### Data for the task
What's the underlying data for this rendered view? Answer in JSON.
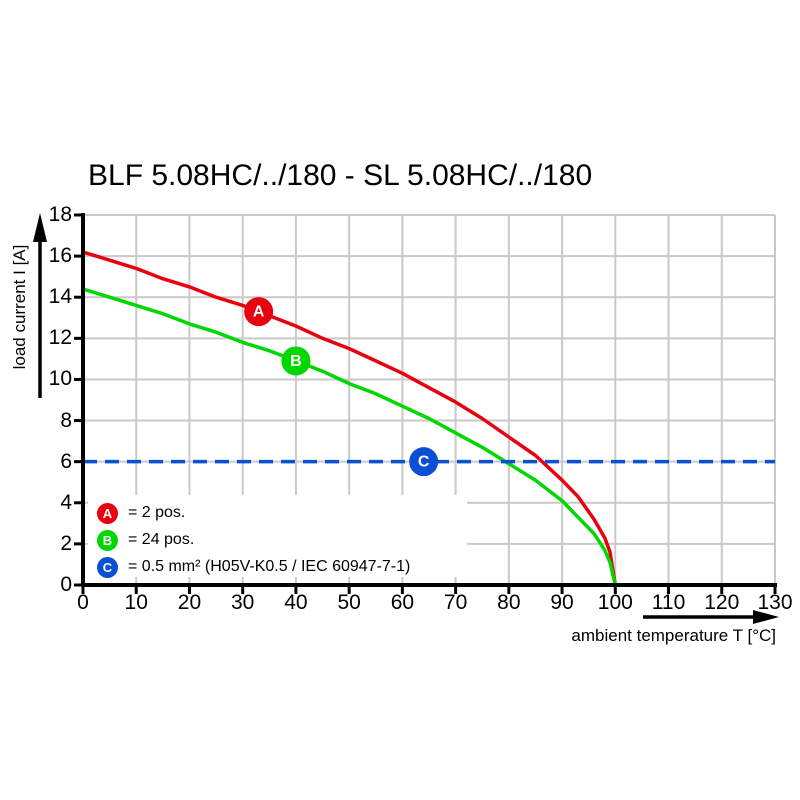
{
  "colors": {
    "background": "#ffffff",
    "grid": "#c9c9c9",
    "axis": "#000000",
    "red": "#e8000f",
    "green": "#00d600",
    "blue": "#0b4fd4"
  },
  "chart_data": {
    "type": "line",
    "title": "BLF 5.08HC/../180 - SL 5.08HC/../180",
    "xlabel": "ambient temperature T [°C]",
    "ylabel": "load current I [A]",
    "xlim": [
      0,
      130
    ],
    "ylim": [
      0,
      18
    ],
    "xticks": [
      0,
      10,
      20,
      30,
      40,
      50,
      60,
      70,
      80,
      90,
      100,
      110,
      120,
      130
    ],
    "yticks": [
      0,
      2,
      4,
      6,
      8,
      10,
      12,
      14,
      16,
      18
    ],
    "grid": true,
    "legend_position": "lower left",
    "x": [
      0,
      5,
      10,
      15,
      20,
      25,
      30,
      35,
      40,
      45,
      50,
      55,
      60,
      65,
      70,
      75,
      80,
      85,
      90,
      93,
      96,
      98,
      99,
      100
    ],
    "series": [
      {
        "name": "A",
        "label": "2 pos.",
        "color": "#e8000f",
        "style": "solid",
        "values": [
          16.2,
          15.8,
          15.4,
          14.9,
          14.5,
          14.0,
          13.6,
          13.1,
          12.6,
          12.0,
          11.5,
          10.9,
          10.3,
          9.6,
          8.9,
          8.1,
          7.2,
          6.3,
          5.1,
          4.3,
          3.2,
          2.3,
          1.6,
          0
        ],
        "marker": {
          "x": 33,
          "y": 13.3
        }
      },
      {
        "name": "B",
        "label": "24 pos.",
        "color": "#00d600",
        "style": "solid",
        "values": [
          14.4,
          14.0,
          13.6,
          13.2,
          12.7,
          12.3,
          11.8,
          11.4,
          10.9,
          10.4,
          9.8,
          9.3,
          8.7,
          8.1,
          7.4,
          6.7,
          5.9,
          5.1,
          4.1,
          3.3,
          2.5,
          1.7,
          1.1,
          0
        ],
        "marker": {
          "x": 40,
          "y": 10.9
        }
      },
      {
        "name": "C",
        "label": "0.5 mm² (H05V-K0.5 / IEC 60947-7-1)",
        "color": "#0b4fd4",
        "style": "dashed",
        "hline": 6,
        "marker": {
          "x": 64,
          "y": 6
        }
      }
    ],
    "legend": [
      {
        "symbol": "A",
        "color": "#e8000f",
        "text": "= 2 pos."
      },
      {
        "symbol": "B",
        "color": "#00d600",
        "text": "= 24 pos."
      },
      {
        "symbol": "C",
        "color": "#0b4fd4",
        "text": "= 0.5 mm² (H05V-K0.5 / IEC 60947-7-1)"
      }
    ]
  }
}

### Short task
Copy all the entries word for word. Omit any pictures.

### Result
What's the underlying data for this rendered view? Answer in JSON.
{
  "colors": {
    "background": "#ffffff",
    "grid": "#c9c9c9",
    "axis": "#000000",
    "red": "#e8000f",
    "green": "#00d600",
    "blue": "#0b4fd4"
  },
  "chart_data": {
    "type": "line",
    "title": "BLF 5.08HC/../180 - SL 5.08HC/../180",
    "xlabel": "ambient temperature T [°C]",
    "ylabel": "load current I [A]",
    "xlim": [
      0,
      130
    ],
    "ylim": [
      0,
      18
    ],
    "xticks": [
      0,
      10,
      20,
      30,
      40,
      50,
      60,
      70,
      80,
      90,
      100,
      110,
      120,
      130
    ],
    "yticks": [
      0,
      2,
      4,
      6,
      8,
      10,
      12,
      14,
      16,
      18
    ],
    "grid": true,
    "legend_position": "lower left",
    "x": [
      0,
      5,
      10,
      15,
      20,
      25,
      30,
      35,
      40,
      45,
      50,
      55,
      60,
      65,
      70,
      75,
      80,
      85,
      90,
      93,
      96,
      98,
      99,
      100
    ],
    "series": [
      {
        "name": "A",
        "label": "2 pos.",
        "color": "#e8000f",
        "style": "solid",
        "values": [
          16.2,
          15.8,
          15.4,
          14.9,
          14.5,
          14.0,
          13.6,
          13.1,
          12.6,
          12.0,
          11.5,
          10.9,
          10.3,
          9.6,
          8.9,
          8.1,
          7.2,
          6.3,
          5.1,
          4.3,
          3.2,
          2.3,
          1.6,
          0
        ],
        "marker": {
          "x": 33,
          "y": 13.3
        }
      },
      {
        "name": "B",
        "label": "24 pos.",
        "color": "#00d600",
        "style": "solid",
        "values": [
          14.4,
          14.0,
          13.6,
          13.2,
          12.7,
          12.3,
          11.8,
          11.4,
          10.9,
          10.4,
          9.8,
          9.3,
          8.7,
          8.1,
          7.4,
          6.7,
          5.9,
          5.1,
          4.1,
          3.3,
          2.5,
          1.7,
          1.1,
          0
        ],
        "marker": {
          "x": 40,
          "y": 10.9
        }
      },
      {
        "name": "C",
        "label": "0.5 mm² (H05V-K0.5 / IEC 60947-7-1)",
        "color": "#0b4fd4",
        "style": "dashed",
        "hline": 6,
        "marker": {
          "x": 64,
          "y": 6
        }
      }
    ],
    "legend": [
      {
        "symbol": "A",
        "color": "#e8000f",
        "text": "= 2 pos."
      },
      {
        "symbol": "B",
        "color": "#00d600",
        "text": "= 24 pos."
      },
      {
        "symbol": "C",
        "color": "#0b4fd4",
        "text": "= 0.5 mm² (H05V-K0.5 / IEC 60947-7-1)"
      }
    ]
  }
}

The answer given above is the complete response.